• _Problem to work on_: Retype, exactly as written, every line from the one containing "Parse this screenshot: output" through the last line of the records below, both included; skip the pictures.

• _Exercise materials_:

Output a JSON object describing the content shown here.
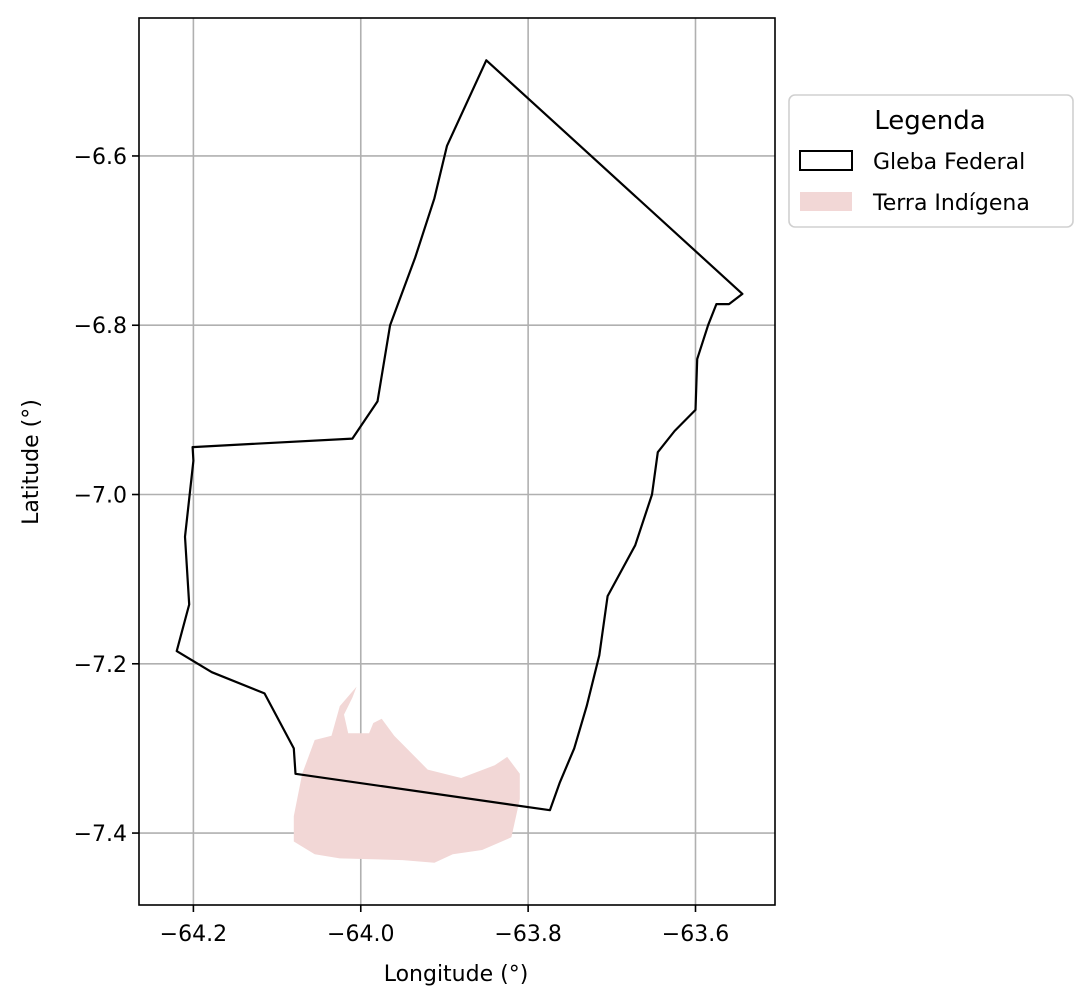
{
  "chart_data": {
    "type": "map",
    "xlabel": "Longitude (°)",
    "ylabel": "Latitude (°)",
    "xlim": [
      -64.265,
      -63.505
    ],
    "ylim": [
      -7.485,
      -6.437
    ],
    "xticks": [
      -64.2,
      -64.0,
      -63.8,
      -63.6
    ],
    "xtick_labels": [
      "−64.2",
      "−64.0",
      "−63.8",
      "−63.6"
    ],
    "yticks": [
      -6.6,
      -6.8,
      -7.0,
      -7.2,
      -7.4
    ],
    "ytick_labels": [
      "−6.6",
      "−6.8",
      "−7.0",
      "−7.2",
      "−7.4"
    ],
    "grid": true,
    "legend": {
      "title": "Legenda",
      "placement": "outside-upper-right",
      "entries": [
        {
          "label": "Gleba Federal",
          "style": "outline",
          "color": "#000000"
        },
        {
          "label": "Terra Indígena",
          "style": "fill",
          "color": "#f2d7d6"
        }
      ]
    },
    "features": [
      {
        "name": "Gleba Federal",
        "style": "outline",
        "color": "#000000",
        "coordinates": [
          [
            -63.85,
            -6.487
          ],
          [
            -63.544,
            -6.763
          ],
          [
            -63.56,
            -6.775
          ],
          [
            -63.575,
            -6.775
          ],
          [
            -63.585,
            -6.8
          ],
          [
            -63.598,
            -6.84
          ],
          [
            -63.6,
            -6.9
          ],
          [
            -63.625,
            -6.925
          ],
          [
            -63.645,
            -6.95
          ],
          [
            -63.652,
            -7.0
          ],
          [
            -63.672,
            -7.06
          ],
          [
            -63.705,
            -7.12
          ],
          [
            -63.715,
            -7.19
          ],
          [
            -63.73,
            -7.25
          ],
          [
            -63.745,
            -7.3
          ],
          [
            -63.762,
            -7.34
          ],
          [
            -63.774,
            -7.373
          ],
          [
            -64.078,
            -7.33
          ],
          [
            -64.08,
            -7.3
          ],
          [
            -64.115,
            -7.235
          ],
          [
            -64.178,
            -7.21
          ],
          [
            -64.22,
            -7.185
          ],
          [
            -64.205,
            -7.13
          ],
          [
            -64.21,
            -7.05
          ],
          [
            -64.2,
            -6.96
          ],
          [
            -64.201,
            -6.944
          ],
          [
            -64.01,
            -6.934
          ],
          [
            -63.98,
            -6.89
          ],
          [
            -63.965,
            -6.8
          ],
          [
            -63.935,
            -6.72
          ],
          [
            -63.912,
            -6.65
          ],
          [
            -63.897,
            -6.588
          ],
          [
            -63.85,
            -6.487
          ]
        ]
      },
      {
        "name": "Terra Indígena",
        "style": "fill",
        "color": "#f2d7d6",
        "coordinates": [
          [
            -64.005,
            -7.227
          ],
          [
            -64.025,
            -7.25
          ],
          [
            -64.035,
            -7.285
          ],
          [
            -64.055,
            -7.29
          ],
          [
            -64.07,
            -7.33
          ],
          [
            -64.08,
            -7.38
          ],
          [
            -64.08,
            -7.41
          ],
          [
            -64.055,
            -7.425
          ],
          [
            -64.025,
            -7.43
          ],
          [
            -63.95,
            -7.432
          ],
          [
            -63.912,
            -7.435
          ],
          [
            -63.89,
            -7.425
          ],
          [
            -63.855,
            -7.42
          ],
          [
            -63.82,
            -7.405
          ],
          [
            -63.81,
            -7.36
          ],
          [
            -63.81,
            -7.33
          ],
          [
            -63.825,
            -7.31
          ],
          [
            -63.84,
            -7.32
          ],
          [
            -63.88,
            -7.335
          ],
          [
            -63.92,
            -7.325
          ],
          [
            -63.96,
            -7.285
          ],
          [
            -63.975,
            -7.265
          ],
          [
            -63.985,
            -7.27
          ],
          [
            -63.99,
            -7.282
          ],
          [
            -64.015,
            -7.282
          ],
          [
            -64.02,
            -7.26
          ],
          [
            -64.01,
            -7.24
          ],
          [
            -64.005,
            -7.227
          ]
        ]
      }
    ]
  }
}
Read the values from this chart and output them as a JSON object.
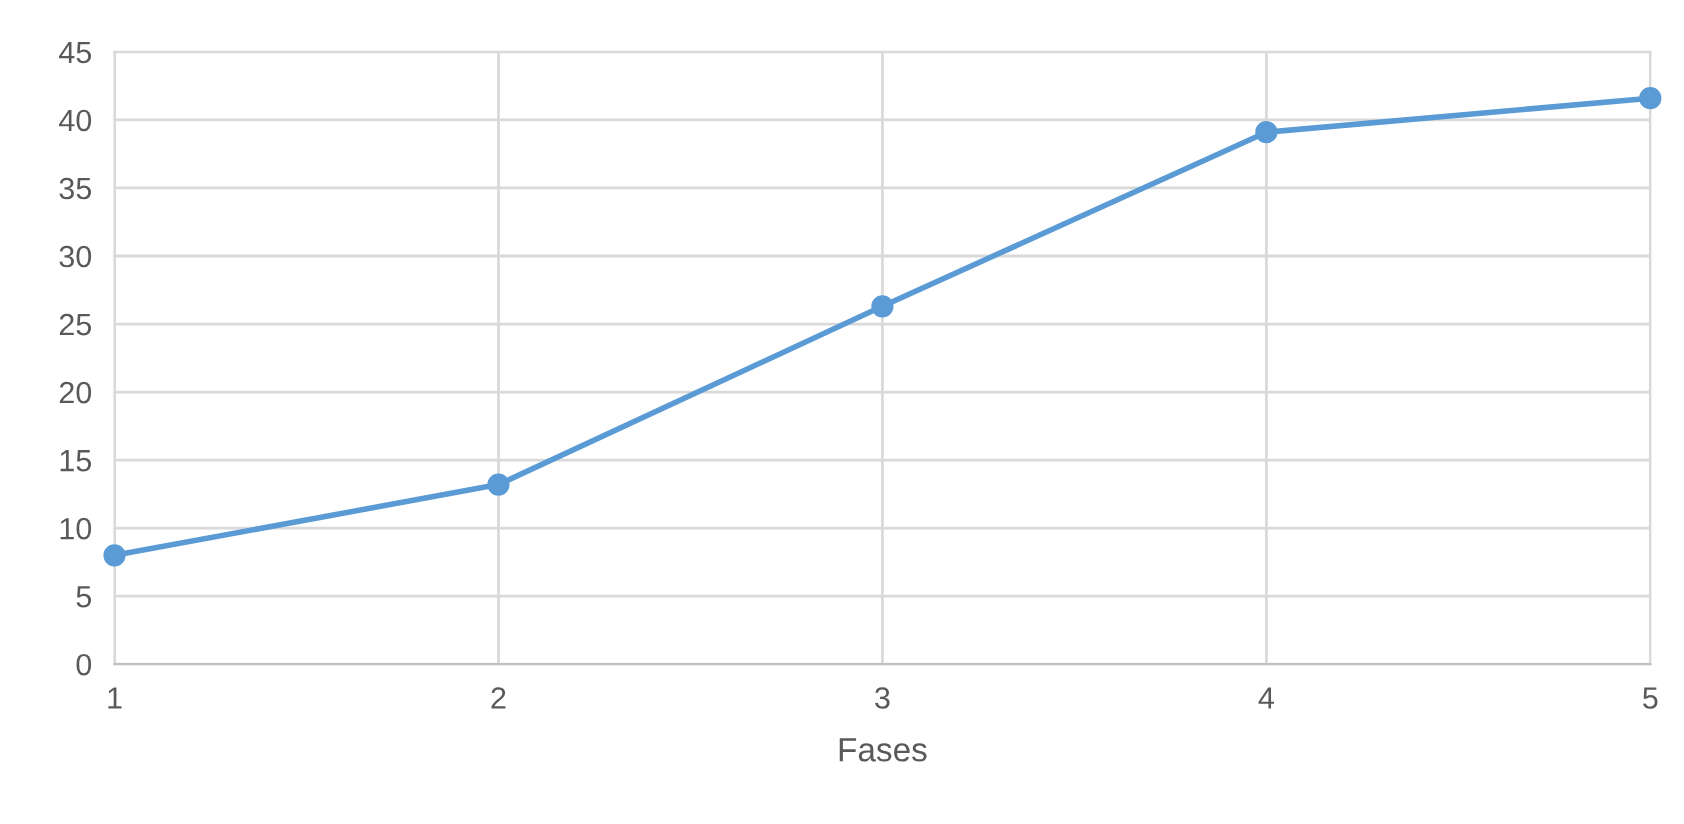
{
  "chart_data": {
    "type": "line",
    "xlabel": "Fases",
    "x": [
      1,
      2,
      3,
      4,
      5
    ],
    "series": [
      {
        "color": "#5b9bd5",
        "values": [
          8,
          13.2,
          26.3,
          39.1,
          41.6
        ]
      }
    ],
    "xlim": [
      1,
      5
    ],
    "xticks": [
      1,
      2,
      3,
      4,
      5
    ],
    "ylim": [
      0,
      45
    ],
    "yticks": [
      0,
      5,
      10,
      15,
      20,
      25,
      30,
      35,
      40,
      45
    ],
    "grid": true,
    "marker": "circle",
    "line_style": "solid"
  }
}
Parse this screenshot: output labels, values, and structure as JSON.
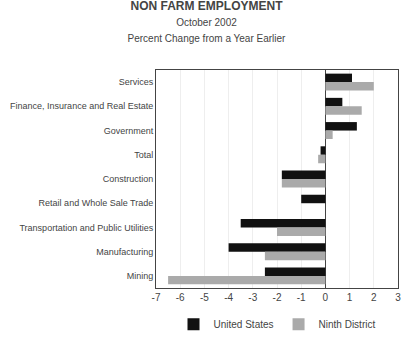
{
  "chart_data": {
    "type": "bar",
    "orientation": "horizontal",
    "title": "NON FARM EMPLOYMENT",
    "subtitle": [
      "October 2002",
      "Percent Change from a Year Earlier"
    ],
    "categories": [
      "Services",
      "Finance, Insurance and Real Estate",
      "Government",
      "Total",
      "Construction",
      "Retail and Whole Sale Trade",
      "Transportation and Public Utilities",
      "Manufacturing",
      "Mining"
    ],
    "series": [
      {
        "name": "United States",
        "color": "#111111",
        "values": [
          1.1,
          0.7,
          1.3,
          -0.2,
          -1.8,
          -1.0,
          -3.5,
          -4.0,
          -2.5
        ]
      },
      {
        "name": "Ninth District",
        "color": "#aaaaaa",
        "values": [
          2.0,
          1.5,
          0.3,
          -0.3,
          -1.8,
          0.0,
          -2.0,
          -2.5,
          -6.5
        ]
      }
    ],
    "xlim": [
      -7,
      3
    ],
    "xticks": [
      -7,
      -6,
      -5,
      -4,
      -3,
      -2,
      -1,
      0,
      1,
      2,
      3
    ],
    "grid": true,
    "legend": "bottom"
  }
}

• _Response_:
Parse this screenshot: output labels, values, and structure as JSON.
{
  "chart_data": {
    "type": "bar",
    "orientation": "horizontal",
    "title": "NON FARM EMPLOYMENT",
    "subtitle": [
      "October 2002",
      "Percent Change from a Year Earlier"
    ],
    "categories": [
      "Services",
      "Finance, Insurance and Real Estate",
      "Government",
      "Total",
      "Construction",
      "Retail and Whole Sale Trade",
      "Transportation and Public Utilities",
      "Manufacturing",
      "Mining"
    ],
    "series": [
      {
        "name": "United States",
        "color": "#111111",
        "values": [
          1.1,
          0.7,
          1.3,
          -0.2,
          -1.8,
          -1.0,
          -3.5,
          -4.0,
          -2.5
        ]
      },
      {
        "name": "Ninth District",
        "color": "#aaaaaa",
        "values": [
          2.0,
          1.5,
          0.3,
          -0.3,
          -1.8,
          0.0,
          -2.0,
          -2.5,
          -6.5
        ]
      }
    ],
    "xlim": [
      -7,
      3
    ],
    "xticks": [
      -7,
      -6,
      -5,
      -4,
      -3,
      -2,
      -1,
      0,
      1,
      2,
      3
    ],
    "grid": true,
    "legend": "bottom"
  }
}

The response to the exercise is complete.